╭─ RECORD EXCERPTS

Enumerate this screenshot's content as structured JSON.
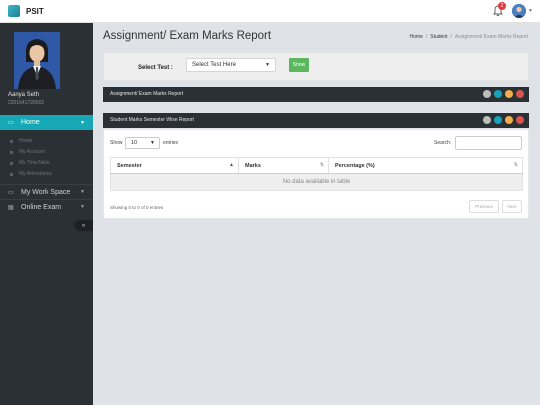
{
  "header": {
    "brand": "PSIT",
    "notification_count": "2"
  },
  "sidebar": {
    "user_name": "Aanya Seth",
    "user_id": "2201641720002",
    "home_label": "Home",
    "sub_items": [
      {
        "label": "Home"
      },
      {
        "label": "My Account"
      },
      {
        "label": "My TimeTable"
      },
      {
        "label": "My Attendance"
      }
    ],
    "work_space_label": "My Work Space",
    "online_exam_label": "Online Exam",
    "collapse_glyph": "«"
  },
  "page": {
    "title": "Assignment/ Exam Marks Report",
    "breadcrumb": [
      "Home",
      "Student",
      "Assignment/ Exam Marks Report"
    ]
  },
  "filter": {
    "label": "Select Test :",
    "select_value": "Select Test Here",
    "button_label": "Show"
  },
  "panels": {
    "assignment_title": "Assignment/ Exam Marks Report",
    "semester_title": "Student Marks Semester Wise Report"
  },
  "table": {
    "show_label": "Show",
    "length_value": "10",
    "entries_label": "entries",
    "search_label": "Search:",
    "columns": [
      "Semester",
      "Marks",
      "Percentage (%)"
    ],
    "empty_message": "No data available in table",
    "info": "Showing 0 to 0 of 0 entries",
    "prev_label": "Previous",
    "next_label": "Next"
  },
  "colors": {
    "accent": "#16a9b5",
    "sidebar": "#2b3034",
    "show_button": "#5cb85c",
    "panel_controls": [
      "#bdbdbd",
      "#17a2b8",
      "#f0ad4e",
      "#d9534f"
    ]
  }
}
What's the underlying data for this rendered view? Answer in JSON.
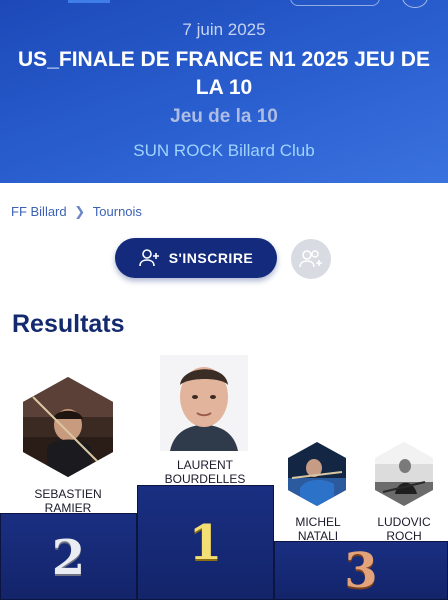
{
  "header": {
    "date": "7 juin 2025",
    "title": "US_FINALE DE FRANCE N1 2025 JEU DE LA 10",
    "subtitle": "Jeu de la 10",
    "club": "SUN ROCK Billard Club"
  },
  "breadcrumb": {
    "items": [
      "FF Billard",
      "Tournois"
    ],
    "separator": "❯"
  },
  "actions": {
    "inscrire_label": "S'INSCRIRE"
  },
  "results": {
    "heading": "Resultats",
    "podium": [
      {
        "place": "1",
        "name_line1": "LAURENT",
        "name_line2": "BOURDELLES"
      },
      {
        "place": "2",
        "name_line1": "SEBASTIEN",
        "name_line2": "RAMIER"
      },
      {
        "place": "3",
        "name_line1": "MICHEL",
        "name_line2": "NATALI"
      },
      {
        "place": "3",
        "name_line1": "LUDOVIC",
        "name_line2": "ROCH"
      }
    ]
  },
  "colors": {
    "header_blue": "#2a5fd0",
    "navy": "#142a7c",
    "gold": "#f4df74",
    "silver": "#e9ecf3",
    "bronze": "#e2a27a"
  }
}
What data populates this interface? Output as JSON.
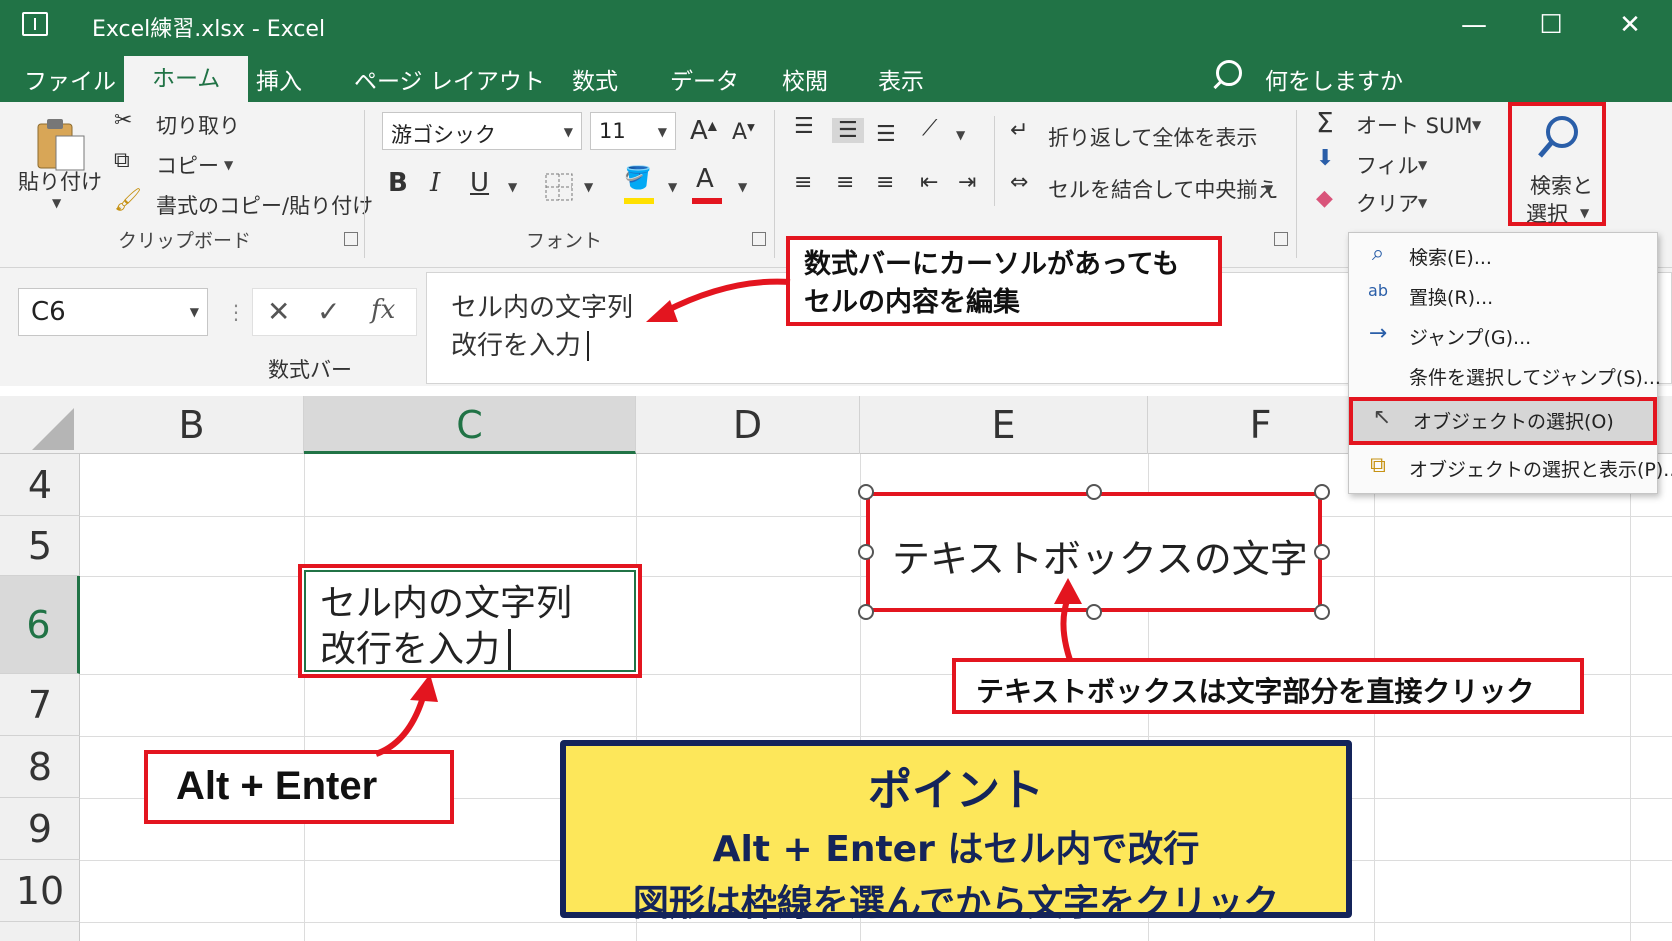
{
  "titlebar": {
    "title": "Excel練習.xlsx  -  Excel",
    "min": "—",
    "max": "☐",
    "close": "✕"
  },
  "tabs": [
    "ファイル",
    "ホーム",
    "挿入",
    "ページ レイアウト",
    "数式",
    "データ",
    "校閲",
    "表示"
  ],
  "tellme": "何をしますか",
  "clipboard": {
    "paste": "貼り付け",
    "cut": "切り取り",
    "copy": "コピー",
    "format_painter": "書式のコピー/貼り付け",
    "group": "クリップボード"
  },
  "font": {
    "name": "游ゴシック",
    "size": "11",
    "group": "フォント"
  },
  "alignment": {
    "wrap": "折り返して全体を表示",
    "merge": "セルを結合して中央揃え"
  },
  "editing": {
    "autosum": "オート SUM",
    "fill": "フィル",
    "clear": "クリア",
    "find_l1": "検索と",
    "find_l2": "選択"
  },
  "formula_bar": {
    "namebox": "C6",
    "fx": "fx",
    "caption": "数式バー",
    "line1": "セル内の文字列",
    "line2": "改行を入力"
  },
  "columns": [
    "B",
    "C",
    "D",
    "E",
    "F"
  ],
  "rows": [
    "4",
    "5",
    "6",
    "7",
    "8",
    "9",
    "10"
  ],
  "cell": {
    "line1": "セル内の文字列",
    "line2": "改行を入力"
  },
  "textbox": "テキストボックスの文字",
  "callouts": {
    "formula_l1": "数式バーにカーソルがあっても",
    "formula_l2": "セルの内容を編集",
    "textbox_hint": "テキストボックスは文字部分を直接クリック",
    "alt_enter": "Alt + Enter"
  },
  "point": {
    "title": "ポイント",
    "line1": "Alt + Enter はセル内で改行",
    "line2": "図形は枠線を選んでから文字をクリック"
  },
  "find_menu": [
    {
      "label": "検索(E)...",
      "icon": "search-icon"
    },
    {
      "label": "置換(R)...",
      "icon": "replace-icon"
    },
    {
      "label": "ジャンプ(G)...",
      "icon": "arrow-right-icon"
    },
    {
      "label": "条件を選択してジャンプ(S)...",
      "icon": ""
    },
    {
      "label": "オブジェクトの選択(O)",
      "icon": "cursor-icon"
    },
    {
      "label": "オブジェクトの選択と表示(P)...",
      "icon": "selection-pane-icon"
    }
  ],
  "colors": {
    "excel_green": "#217346",
    "callout_red": "#e3151f",
    "point_yellow": "#fde75a",
    "point_border": "#14245a"
  }
}
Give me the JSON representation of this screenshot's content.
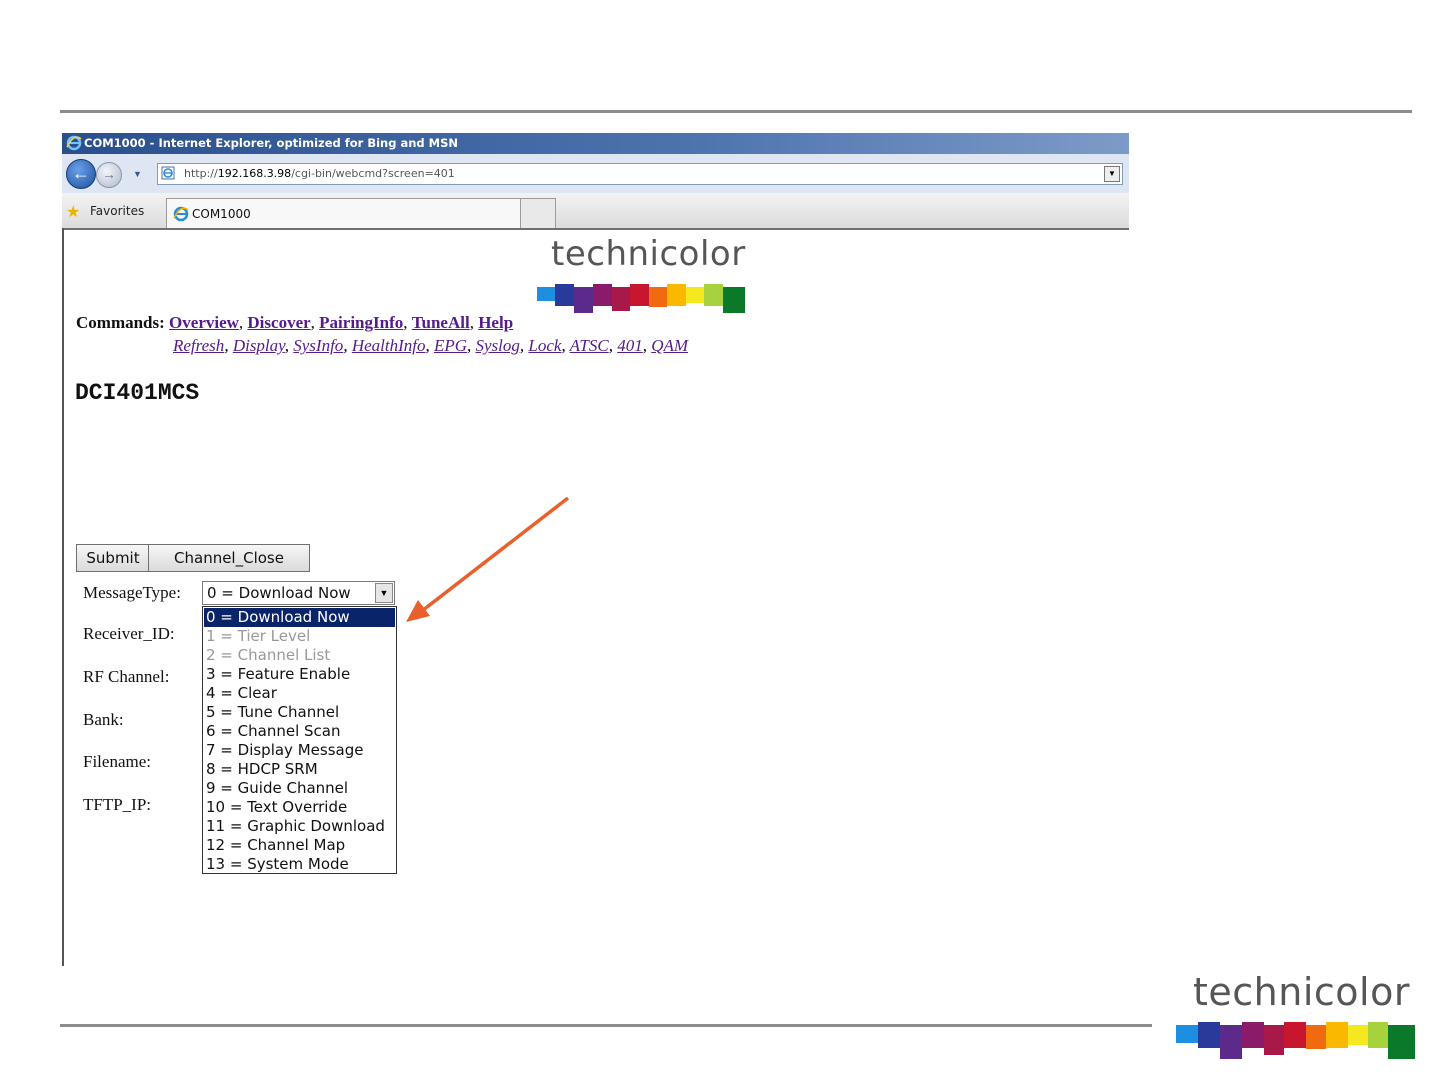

╰─

Restate the data above exactly, stripping out each image.

Enumerate this screenshot's content as structured JSON.
{
  "header": {
    "brand": "PSIT",
    "notification_count": "2"
  },
  "sidebar": {
    "user_name": "Aanya Seth",
    "user_id": "2201641720002",
    "home_label": "Home",
    "sub_items": [
      {
        "label": "Home"
      },
      {
        "label": "My Account"
      },
      {
        "label": "My TimeTable"
      },
      {
        "label": "My Attendance"
      }
    ],
    "work_space_label": "My Work Space",
    "online_exam_label": "Online Exam",
    "collapse_glyph": "«"
  },
  "page": {
    "title": "Assignment/ Exam Marks Report",
    "breadcrumb": [
      "Home",
      "Student",
      "Assignment/ Exam Marks Report"
    ]
  },
  "filter": {
    "label": "Select Test :",
    "select_value": "Select Test Here",
    "button_label": "Show"
  },
  "panels": {
    "assignment_title": "Assignment/ Exam Marks Report",
    "semester_title": "Student Marks Semester Wise Report"
  },
  "table": {
    "show_label": "Show",
    "length_value": "10",
    "entries_label": "entries",
    "search_label": "Search:",
    "columns": [
      "Semester",
      "Marks",
      "Percentage (%)"
    ],
    "empty_message": "No data available in table",
    "info": "Showing 0 to 0 of 0 entries",
    "prev_label": "Previous",
    "next_label": "Next"
  },
  "colors": {
    "accent": "#16a9b5",
    "sidebar": "#2b3034",
    "show_button": "#5cb85c",
    "panel_controls": [
      "#bdbdbd",
      "#17a2b8",
      "#f0ad4e",
      "#d9534f"
    ]
  }
}
What's the underlying data for this rendered view? Answer in JSON.
{
  "header": {
    "date": "7 juin 2025",
    "title": "US_FINALE DE FRANCE N1 2025 JEU DE LA 10",
    "subtitle": "Jeu de la 10",
    "club": "SUN ROCK Billard Club"
  },
  "breadcrumb": {
    "items": [
      "FF Billard",
      "Tournois"
    ],
    "separator": "❯"
  },
  "actions": {
    "inscrire_label": "S'INSCRIRE"
  },
  "results": {
    "heading": "Resultats",
    "podium": [
      {
        "place": "1",
        "name_line1": "LAURENT",
        "name_line2": "BOURDELLES"
      },
      {
        "place": "2",
        "name_line1": "SEBASTIEN",
        "name_line2": "RAMIER"
      },
      {
        "place": "3",
        "name_line1": "MICHEL",
        "name_line2": "NATALI"
      },
      {
        "place": "3",
        "name_line1": "LUDOVIC",
        "name_line2": "ROCH"
      }
    ]
  },
  "colors": {
    "header_blue": "#2a5fd0",
    "navy": "#142a7c",
    "gold": "#f4df74",
    "silver": "#e9ecf3",
    "bronze": "#e2a27a"
  }
}
What data populates this interface? Output as JSON.
{
  "titlebar": {
    "title": "Excel練習.xlsx  -  Excel",
    "min": "—",
    "max": "☐",
    "close": "✕"
  },
  "tabs": [
    "ファイル",
    "ホーム",
    "挿入",
    "ページ レイアウト",
    "数式",
    "データ",
    "校閲",
    "表示"
  ],
  "tellme": "何をしますか",
  "clipboard": {
    "paste": "貼り付け",
    "cut": "切り取り",
    "copy": "コピー",
    "format_painter": "書式のコピー/貼り付け",
    "group": "クリップボード"
  },
  "font": {
    "name": "游ゴシック",
    "size": "11",
    "group": "フォント"
  },
  "alignment": {
    "wrap": "折り返して全体を表示",
    "merge": "セルを結合して中央揃え"
  },
  "editing": {
    "autosum": "オート SUM",
    "fill": "フィル",
    "clear": "クリア",
    "find_l1": "検索と",
    "find_l2": "選択"
  },
  "formula_bar": {
    "namebox": "C6",
    "fx": "fx",
    "caption": "数式バー",
    "line1": "セル内の文字列",
    "line2": "改行を入力"
  },
  "columns": [
    "B",
    "C",
    "D",
    "E",
    "F"
  ],
  "rows": [
    "4",
    "5",
    "6",
    "7",
    "8",
    "9",
    "10"
  ],
  "cell": {
    "line1": "セル内の文字列",
    "line2": "改行を入力"
  },
  "textbox": "テキストボックスの文字",
  "callouts": {
    "formula_l1": "数式バーにカーソルがあっても",
    "formula_l2": "セルの内容を編集",
    "textbox_hint": "テキストボックスは文字部分を直接クリック",
    "alt_enter": "Alt + Enter"
  },
  "point": {
    "title": "ポイント",
    "line1": "Alt + Enter はセル内で改行",
    "line2": "図形は枠線を選んでから文字をクリック"
  },
  "find_menu": [
    {
      "label": "検索(E)...",
      "icon": "search-icon"
    },
    {
      "label": "置換(R)...",
      "icon": "replace-icon"
    },
    {
      "label": "ジャンプ(G)...",
      "icon": "arrow-right-icon"
    },
    {
      "label": "条件を選択してジャンプ(S)...",
      "icon": ""
    },
    {
      "label": "オブジェクトの選択(O)",
      "icon": "cursor-icon"
    },
    {
      "label": "オブジェクトの選択と表示(P)...",
      "icon": "selection-pane-icon"
    }
  ],
  "colors": {
    "excel_green": "#217346",
    "callout_red": "#e3151f",
    "point_yellow": "#fde75a",
    "point_border": "#14245a"
  }
}
Give me the JSON representation of this screenshot's content.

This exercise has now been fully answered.